■ What the task requires ■
Extract every record, keeping each one exactly as it is.

■ Supplied records ■
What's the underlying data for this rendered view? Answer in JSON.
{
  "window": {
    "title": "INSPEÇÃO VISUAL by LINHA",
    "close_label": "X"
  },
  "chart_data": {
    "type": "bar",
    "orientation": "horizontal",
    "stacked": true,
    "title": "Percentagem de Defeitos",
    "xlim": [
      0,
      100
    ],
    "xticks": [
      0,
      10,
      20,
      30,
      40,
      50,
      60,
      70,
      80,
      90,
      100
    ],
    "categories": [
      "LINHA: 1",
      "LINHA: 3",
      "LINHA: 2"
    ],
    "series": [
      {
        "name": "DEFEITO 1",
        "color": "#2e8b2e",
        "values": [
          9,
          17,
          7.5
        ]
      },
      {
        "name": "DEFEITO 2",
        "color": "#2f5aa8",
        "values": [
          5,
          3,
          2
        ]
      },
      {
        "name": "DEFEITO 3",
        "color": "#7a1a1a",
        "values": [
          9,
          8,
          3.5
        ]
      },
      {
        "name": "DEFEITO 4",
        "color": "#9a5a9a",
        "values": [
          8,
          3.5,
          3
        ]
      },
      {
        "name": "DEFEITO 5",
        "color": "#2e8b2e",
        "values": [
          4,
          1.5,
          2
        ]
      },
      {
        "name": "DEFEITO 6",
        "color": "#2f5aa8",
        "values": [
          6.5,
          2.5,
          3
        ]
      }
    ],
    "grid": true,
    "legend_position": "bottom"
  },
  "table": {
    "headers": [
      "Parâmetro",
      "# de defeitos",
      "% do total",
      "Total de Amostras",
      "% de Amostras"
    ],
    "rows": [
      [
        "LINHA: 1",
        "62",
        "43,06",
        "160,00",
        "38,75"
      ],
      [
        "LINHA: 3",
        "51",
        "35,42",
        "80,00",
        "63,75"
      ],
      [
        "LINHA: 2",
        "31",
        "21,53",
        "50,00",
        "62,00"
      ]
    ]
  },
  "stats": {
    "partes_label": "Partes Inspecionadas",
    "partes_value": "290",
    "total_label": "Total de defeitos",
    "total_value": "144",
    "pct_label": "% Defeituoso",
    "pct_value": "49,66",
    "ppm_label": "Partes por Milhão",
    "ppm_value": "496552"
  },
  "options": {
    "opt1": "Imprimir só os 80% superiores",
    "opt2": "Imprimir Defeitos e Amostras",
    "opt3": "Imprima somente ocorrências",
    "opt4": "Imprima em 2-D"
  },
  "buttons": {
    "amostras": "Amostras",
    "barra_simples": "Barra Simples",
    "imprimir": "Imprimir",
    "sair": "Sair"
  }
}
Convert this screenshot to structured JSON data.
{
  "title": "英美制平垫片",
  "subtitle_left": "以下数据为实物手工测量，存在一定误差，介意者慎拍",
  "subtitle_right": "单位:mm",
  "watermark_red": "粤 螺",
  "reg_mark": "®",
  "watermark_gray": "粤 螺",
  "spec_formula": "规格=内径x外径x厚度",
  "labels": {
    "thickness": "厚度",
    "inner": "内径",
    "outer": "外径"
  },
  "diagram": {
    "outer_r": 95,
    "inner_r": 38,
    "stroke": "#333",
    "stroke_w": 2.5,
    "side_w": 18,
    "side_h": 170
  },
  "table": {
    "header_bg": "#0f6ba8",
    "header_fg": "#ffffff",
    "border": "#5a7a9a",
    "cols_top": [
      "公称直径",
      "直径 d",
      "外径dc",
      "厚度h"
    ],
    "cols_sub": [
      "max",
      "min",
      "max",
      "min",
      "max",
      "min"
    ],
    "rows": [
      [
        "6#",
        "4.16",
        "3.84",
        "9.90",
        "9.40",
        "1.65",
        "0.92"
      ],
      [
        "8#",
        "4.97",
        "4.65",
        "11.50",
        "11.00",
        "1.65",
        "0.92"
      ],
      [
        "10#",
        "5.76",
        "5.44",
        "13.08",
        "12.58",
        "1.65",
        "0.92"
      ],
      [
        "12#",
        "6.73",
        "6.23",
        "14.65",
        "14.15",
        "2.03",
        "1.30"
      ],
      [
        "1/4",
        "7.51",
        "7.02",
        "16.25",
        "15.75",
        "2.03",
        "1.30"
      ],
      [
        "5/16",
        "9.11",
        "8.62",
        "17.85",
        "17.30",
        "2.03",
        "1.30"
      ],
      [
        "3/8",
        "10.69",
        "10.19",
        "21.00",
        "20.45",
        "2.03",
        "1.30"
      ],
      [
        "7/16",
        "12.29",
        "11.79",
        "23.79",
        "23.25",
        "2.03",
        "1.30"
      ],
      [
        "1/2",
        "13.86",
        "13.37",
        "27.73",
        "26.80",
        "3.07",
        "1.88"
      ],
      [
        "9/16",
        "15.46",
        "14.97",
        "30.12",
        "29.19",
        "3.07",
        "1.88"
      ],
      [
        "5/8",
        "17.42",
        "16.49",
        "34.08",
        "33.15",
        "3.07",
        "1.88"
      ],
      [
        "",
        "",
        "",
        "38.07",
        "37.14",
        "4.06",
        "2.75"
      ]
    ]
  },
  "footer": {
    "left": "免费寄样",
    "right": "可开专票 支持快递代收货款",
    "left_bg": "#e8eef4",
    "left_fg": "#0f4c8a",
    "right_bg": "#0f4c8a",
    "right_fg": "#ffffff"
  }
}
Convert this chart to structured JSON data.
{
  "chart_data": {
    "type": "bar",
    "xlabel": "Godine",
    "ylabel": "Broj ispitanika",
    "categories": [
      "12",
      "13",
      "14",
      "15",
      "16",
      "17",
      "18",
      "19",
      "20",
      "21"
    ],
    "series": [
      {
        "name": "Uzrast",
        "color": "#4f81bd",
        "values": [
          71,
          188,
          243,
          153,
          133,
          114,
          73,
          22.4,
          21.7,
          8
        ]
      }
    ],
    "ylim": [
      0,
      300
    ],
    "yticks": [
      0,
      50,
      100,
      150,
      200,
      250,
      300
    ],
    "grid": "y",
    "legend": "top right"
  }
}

■ Solved exercise ■
What's the underlying data for this rendered view? Answer in JSON.
{
  "window": {
    "title": "INSPEÇÃO VISUAL by LINHA",
    "close_label": "X"
  },
  "chart_data": {
    "type": "bar",
    "orientation": "horizontal",
    "stacked": true,
    "title": "Percentagem de Defeitos",
    "xlim": [
      0,
      100
    ],
    "xticks": [
      0,
      10,
      20,
      30,
      40,
      50,
      60,
      70,
      80,
      90,
      100
    ],
    "categories": [
      "LINHA: 1",
      "LINHA: 3",
      "LINHA: 2"
    ],
    "series": [
      {
        "name": "DEFEITO 1",
        "color": "#2e8b2e",
        "values": [
          9,
          17,
          7.5
        ]
      },
      {
        "name": "DEFEITO 2",
        "color": "#2f5aa8",
        "values": [
          5,
          3,
          2
        ]
      },
      {
        "name": "DEFEITO 3",
        "color": "#7a1a1a",
        "values": [
          9,
          8,
          3.5
        ]
      },
      {
        "name": "DEFEITO 4",
        "color": "#9a5a9a",
        "values": [
          8,
          3.5,
          3
        ]
      },
      {
        "name": "DEFEITO 5",
        "color": "#2e8b2e",
        "values": [
          4,
          1.5,
          2
        ]
      },
      {
        "name": "DEFEITO 6",
        "color": "#2f5aa8",
        "values": [
          6.5,
          2.5,
          3
        ]
      }
    ],
    "grid": true,
    "legend_position": "bottom"
  },
  "table": {
    "headers": [
      "Parâmetro",
      "# de defeitos",
      "% do total",
      "Total de Amostras",
      "% de Amostras"
    ],
    "rows": [
      [
        "LINHA: 1",
        "62",
        "43,06",
        "160,00",
        "38,75"
      ],
      [
        "LINHA: 3",
        "51",
        "35,42",
        "80,00",
        "63,75"
      ],
      [
        "LINHA: 2",
        "31",
        "21,53",
        "50,00",
        "62,00"
      ]
    ]
  },
  "stats": {
    "partes_label": "Partes Inspecionadas",
    "partes_value": "290",
    "total_label": "Total de defeitos",
    "total_value": "144",
    "pct_label": "% Defeituoso",
    "pct_value": "49,66",
    "ppm_label": "Partes por Milhão",
    "ppm_value": "496552"
  },
  "options": {
    "opt1": "Imprimir só os 80% superiores",
    "opt2": "Imprimir Defeitos e Amostras",
    "opt3": "Imprima somente ocorrências",
    "opt4": "Imprima em 2-D"
  },
  "buttons": {
    "amostras": "Amostras",
    "barra_simples": "Barra Simples",
    "imprimir": "Imprimir",
    "sair": "Sair"
  }
}
Convert this screenshot to structured JSON data.
{
  "title": "英美制平垫片",
  "subtitle_left": "以下数据为实物手工测量，存在一定误差，介意者慎拍",
  "subtitle_right": "单位:mm",
  "watermark_red": "粤 螺",
  "reg_mark": "®",
  "watermark_gray": "粤 螺",
  "spec_formula": "规格=内径x外径x厚度",
  "labels": {
    "thickness": "厚度",
    "inner": "内径",
    "outer": "外径"
  },
  "diagram": {
    "outer_r": 95,
    "inner_r": 38,
    "stroke": "#333",
    "stroke_w": 2.5,
    "side_w": 18,
    "side_h": 170
  },
  "table": {
    "header_bg": "#0f6ba8",
    "header_fg": "#ffffff",
    "border": "#5a7a9a",
    "cols_top": [
      "公称直径",
      "直径 d",
      "外径dc",
      "厚度h"
    ],
    "cols_sub": [
      "max",
      "min",
      "max",
      "min",
      "max",
      "min"
    ],
    "rows": [
      [
        "6#",
        "4.16",
        "3.84",
        "9.90",
        "9.40",
        "1.65",
        "0.92"
      ],
      [
        "8#",
        "4.97",
        "4.65",
        "11.50",
        "11.00",
        "1.65",
        "0.92"
      ],
      [
        "10#",
        "5.76",
        "5.44",
        "13.08",
        "12.58",
        "1.65",
        "0.92"
      ],
      [
        "12#",
        "6.73",
        "6.23",
        "14.65",
        "14.15",
        "2.03",
        "1.30"
      ],
      [
        "1/4",
        "7.51",
        "7.02",
        "16.25",
        "15.75",
        "2.03",
        "1.30"
      ],
      [
        "5/16",
        "9.11",
        "8.62",
        "17.85",
        "17.30",
        "2.03",
        "1.30"
      ],
      [
        "3/8",
        "10.69",
        "10.19",
        "21.00",
        "20.45",
        "2.03",
        "1.30"
      ],
      [
        "7/16",
        "12.29",
        "11.79",
        "23.79",
        "23.25",
        "2.03",
        "1.30"
      ],
      [
        "1/2",
        "13.86",
        "13.37",
        "27.73",
        "26.80",
        "3.07",
        "1.88"
      ],
      [
        "9/16",
        "15.46",
        "14.97",
        "30.12",
        "29.19",
        "3.07",
        "1.88"
      ],
      [
        "5/8",
        "17.42",
        "16.49",
        "34.08",
        "33.15",
        "3.07",
        "1.88"
      ],
      [
        "",
        "",
        "",
        "38.07",
        "37.14",
        "4.06",
        "2.75"
      ]
    ]
  },
  "footer": {
    "left": "免费寄样",
    "right": "可开专票 支持快递代收货款",
    "left_bg": "#e8eef4",
    "left_fg": "#0f4c8a",
    "right_bg": "#0f4c8a",
    "right_fg": "#ffffff"
  }
}
Convert this chart to structured JSON data.
{
  "chart_data": {
    "type": "bar",
    "xlabel": "Godine",
    "ylabel": "Broj ispitanika",
    "categories": [
      "12",
      "13",
      "14",
      "15",
      "16",
      "17",
      "18",
      "19",
      "20",
      "21"
    ],
    "series": [
      {
        "name": "Uzrast",
        "color": "#4f81bd",
        "values": [
          71,
          188,
          243,
          153,
          133,
          114,
          73,
          22.4,
          21.7,
          8
        ]
      }
    ],
    "ylim": [
      0,
      300
    ],
    "yticks": [
      0,
      50,
      100,
      150,
      200,
      250,
      300
    ],
    "grid": "y",
    "legend": "top right"
  }
}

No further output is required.